**Provided material:**
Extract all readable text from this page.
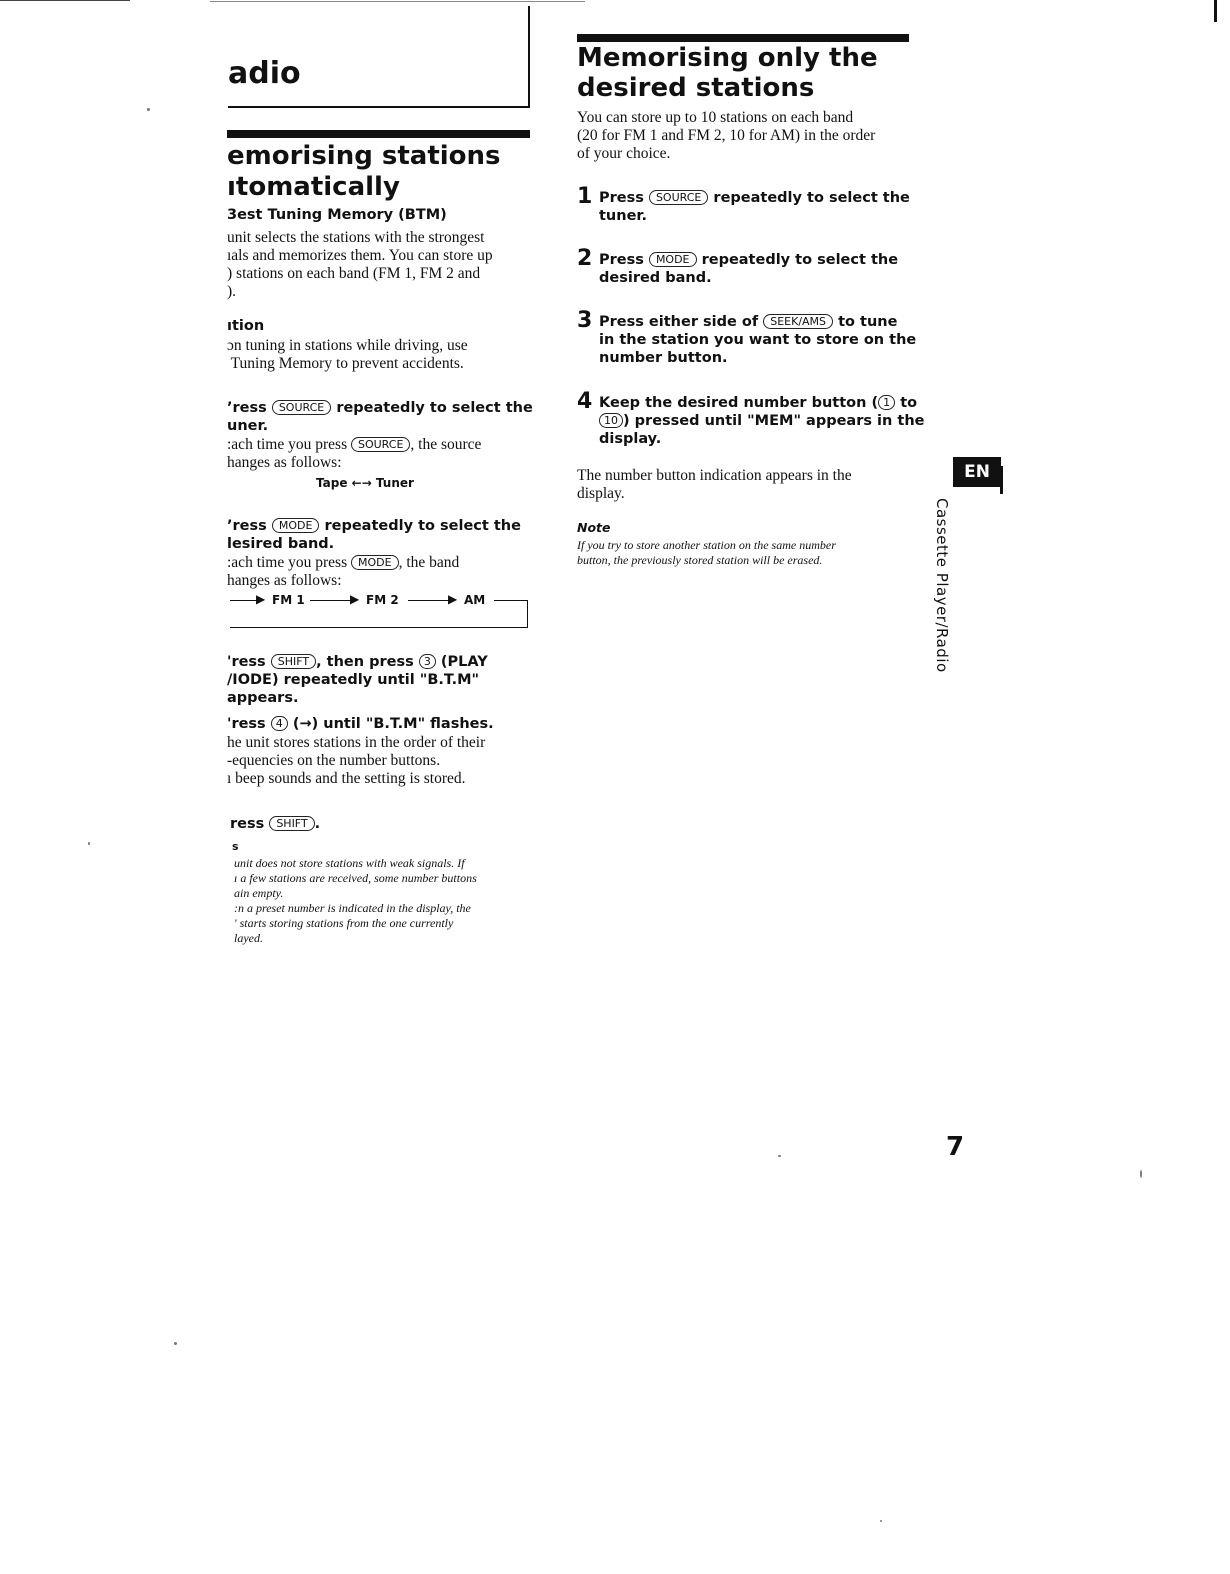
adio
emorising stations
ıtomatically
3est Tuning Memory (BTM)
unit selects the stations with the strongest
ıals and memorizes them. You can store up
) stations on each band (FM 1, FM 2 and
).
ıtion
ɔn tuning in stations while driving, use
Tuning Memory to prevent accidents.
ʼress SOURCE repeatedly to select the
uner.
:ach time you press SOURCE , the source
hanges as follows:
Tape ←→ Tuner
ʼress MODE repeatedly to select the
lesired band.
:ach time you press MODE , the band
hanges as follows:
▶ FM 1	▶ FM 2	▶ AM
'ress SHIFT , then press 3 (PLAY
/IODE) repeatedly until "B.T.M" appears.
'ress 4 (→) until "B.T.M" flashes.
he unit stores stations in the order of their
-equencies on the number buttons.
ı beep sounds and the setting is stored.
ress SHIFT .
s
unit does not store stations with weak signals. If
ı a few stations are received, some number buttons
ain empty.
:n a preset number is indicated in the display, the
' starts storing stations from the one currently
layed.
Memorising only the
desired stations
You can store up to 10 stations on each band
(20 for FM 1 and FM 2, 10 for AM) in the order
of your choice.
1 Press SOURCE repeatedly to select the
tuner.
2 Press MODE repeatedly to select the
desired band.
3 Press either side of SEEK/AMS to tune
in the station you want to store on the
number button.
4 Keep the desired number button ( 1 to
10 ) pressed until "MEM" appears in the
display.
The number button indication appears in the
display.
Note
If you try to store another station on the same number
button, the previously stored station will be erased.
EN
Cassette Player/Radio
7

**Exercise aim:** Excluding the pictures, reproduce every entry exactly as given.

**Result of the task:**
Extract all readable text from this page.
adio
emorising stations
ıtomatically
3est Tuning Memory (BTM)
unit selects the stations with the strongest
ıals and memorizes them. You can store up
) stations on each band (FM 1, FM 2 and
).
ıtion
ɔn tuning in stations while driving, use
Tuning Memory to prevent accidents.
ʼress SOURCE repeatedly to select the
uner.
:ach time you press SOURCE , the source
hanges as follows:
Tape ←→ Tuner
ʼress MODE repeatedly to select the
lesired band.
:ach time you press MODE , the band
hanges as follows:
▶ FM 1	▶ FM 2	▶ AM
'ress SHIFT , then press 3 (PLAY
/IODE) repeatedly until "B.T.M" appears.
'ress 4 (→) until "B.T.M" flashes.
he unit stores stations in the order of their
-equencies on the number buttons.
ı beep sounds and the setting is stored.
ress SHIFT .
s
unit does not store stations with weak signals. If
ı a few stations are received, some number buttons
ain empty.
:n a preset number is indicated in the display, the
' starts storing stations from the one currently
layed.
Memorising only the
desired stations
You can store up to 10 stations on each band
(20 for FM 1 and FM 2, 10 for AM) in the order
of your choice.
1 Press SOURCE repeatedly to select the
tuner.
2 Press MODE repeatedly to select the
desired band.
3 Press either side of SEEK/AMS to tune
in the station you want to store on the
number button.
4 Keep the desired number button ( 1 to
10 ) pressed until "MEM" appears in the
display.
The number button indication appears in the
display.
Note
If you try to store another station on the same number
button, the previously stored station will be erased.
EN
Cassette Player/Radio
7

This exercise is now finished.